## DATA LISTING:
··········
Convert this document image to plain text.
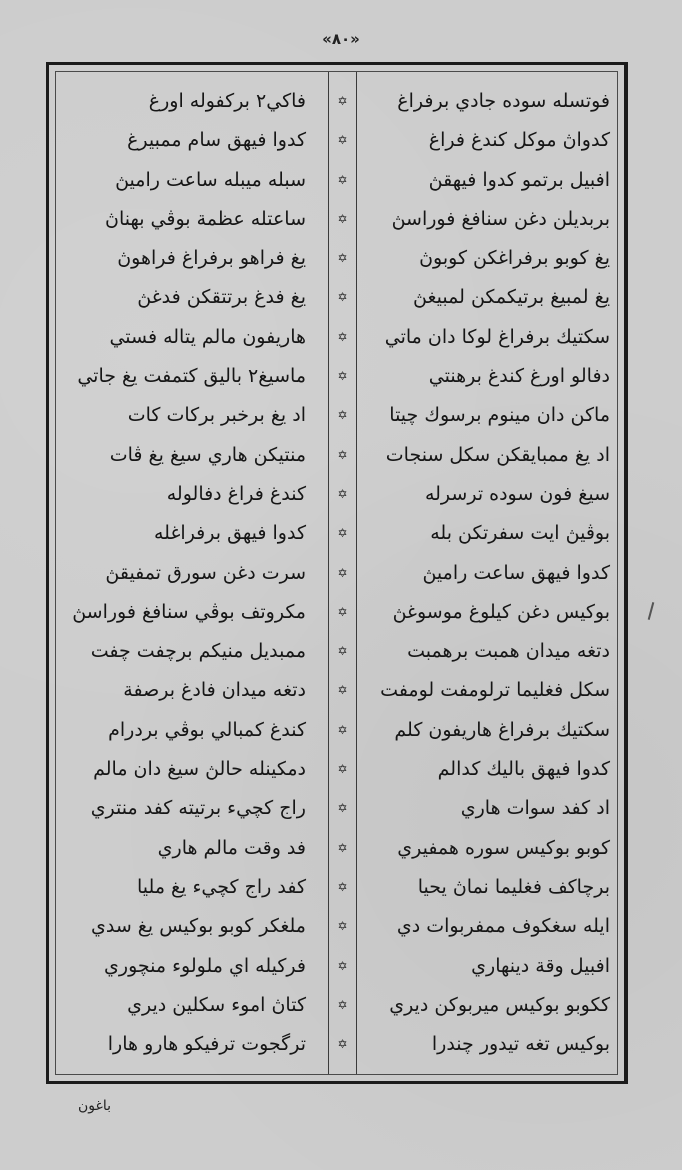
«٨٠»
فوتسله سوده جادي برفراغ
✡
فاكي٢ بركفوله اورغ
كدواڽ موكل كندغ فراغ
✡
كدوا فيهق سام ممبيرغ
افبيل برتمو كدوا فيهقڽ
✡
سبله ميبله ساعت راميڽ
بربديلن دغن سنافغ فوراسڽ
✡
ساعتله عظمة بوڤي بهناڽ
يغ كوبو برفراغكن كوبوڽ
✡
يغ فراهو برفراغ فراهوڽ
يغ لمبيغ برتيكمكن لمبيغڽ
✡
يغ فدغ برتتقكن فدغڽ
سكتيك برفراغ لوكا دان ماتي
✡
هاريفون مالم يتاله فستي
دفالو اورغ كندغ برهنتي
✡
ماسيغ٢ باليق كتمفت يغ جاتي
ماكن دان مينوم برسوك چيتا
✡
اد يغ برخبر بركات كات
اد يغ ممبايقكن سكل سنجات
✡
منتيكن هاري سيغ يغ ڤات
سيغ فون سوده ترسرله
✡
كندغ فراغ دفالوله
بوڤيڽ ايت سفرتكن بله
✡
كدوا فيهق برفراغله
كدوا فيهق ساعت راميڽ
✡
سرت دغن سورق تمفيقڽ
بوكيس دغن كيلوغ موسوغڽ
✡
مكروتف بوڤي سنافغ فوراسڽ
دتغه ميدان همبت برهمبت
✡
ممبديل منيكم برچفت چفت
سكل فغليما ترلومفت لومفت
✡
دتغه ميدان فادغ برصفة
سكتيك برفراغ هاريفون كلم
✡
كندغ كمبالي بوڤي بردرام
كدوا فيهق باليك كدالم
✡
دمكينله حالڽ سيغ دان مالم
اد كفد سوات هاري
✡
راج كچيء برتيته كفد منتري
كوبو بوكيس سوره همفيري
✡
فد وقت مالم هاري
برچاكف فغليما نماڽ يحيا
✡
كفد راج كچيء يغ مليا
ايله سغكوف ممفربوات دي
✡
ملغكر كوبو بوكيس يغ سدي
افبيل وقة دينهاري
✡
فركيله اي ملولوء منچوري
ككوبو بوكيس ميربوكن ديري
✡
كتاڽ اموء سكلين ديري
بوكيس تغه تيدور چندرا
✡
ترگجوت ترفيكو هارو هارا
باغون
··········
## TASK STATEMENT:
Reproduce all of the data exactly, omitting each picture it holds.

## RESPONSE TO THIS EXERCISE:
Convert this document image to plain text.
«٨٠»
فوتسله سوده جادي برفراغ
✡
فاكي٢ بركفوله اورغ
كدواڽ موكل كندغ فراغ
✡
كدوا فيهق سام ممبيرغ
افبيل برتمو كدوا فيهقڽ
✡
سبله ميبله ساعت راميڽ
بربديلن دغن سنافغ فوراسڽ
✡
ساعتله عظمة بوڤي بهناڽ
يغ كوبو برفراغكن كوبوڽ
✡
يغ فراهو برفراغ فراهوڽ
يغ لمبيغ برتيكمكن لمبيغڽ
✡
يغ فدغ برتتقكن فدغڽ
سكتيك برفراغ لوكا دان ماتي
✡
هاريفون مالم يتاله فستي
دفالو اورغ كندغ برهنتي
✡
ماسيغ٢ باليق كتمفت يغ جاتي
ماكن دان مينوم برسوك چيتا
✡
اد يغ برخبر بركات كات
اد يغ ممبايقكن سكل سنجات
✡
منتيكن هاري سيغ يغ ڤات
سيغ فون سوده ترسرله
✡
كندغ فراغ دفالوله
بوڤيڽ ايت سفرتكن بله
✡
كدوا فيهق برفراغله
كدوا فيهق ساعت راميڽ
✡
سرت دغن سورق تمفيقڽ
بوكيس دغن كيلوغ موسوغڽ
✡
مكروتف بوڤي سنافغ فوراسڽ
دتغه ميدان همبت برهمبت
✡
ممبديل منيكم برچفت چفت
سكل فغليما ترلومفت لومفت
✡
دتغه ميدان فادغ برصفة
سكتيك برفراغ هاريفون كلم
✡
كندغ كمبالي بوڤي بردرام
كدوا فيهق باليك كدالم
✡
دمكينله حالڽ سيغ دان مالم
اد كفد سوات هاري
✡
راج كچيء برتيته كفد منتري
كوبو بوكيس سوره همفيري
✡
فد وقت مالم هاري
برچاكف فغليما نماڽ يحيا
✡
كفد راج كچيء يغ مليا
ايله سغكوف ممفربوات دي
✡
ملغكر كوبو بوكيس يغ سدي
افبيل وقة دينهاري
✡
فركيله اي ملولوء منچوري
ككوبو بوكيس ميربوكن ديري
✡
كتاڽ اموء سكلين ديري
بوكيس تغه تيدور چندرا
✡
ترگجوت ترفيكو هارو هارا
باغون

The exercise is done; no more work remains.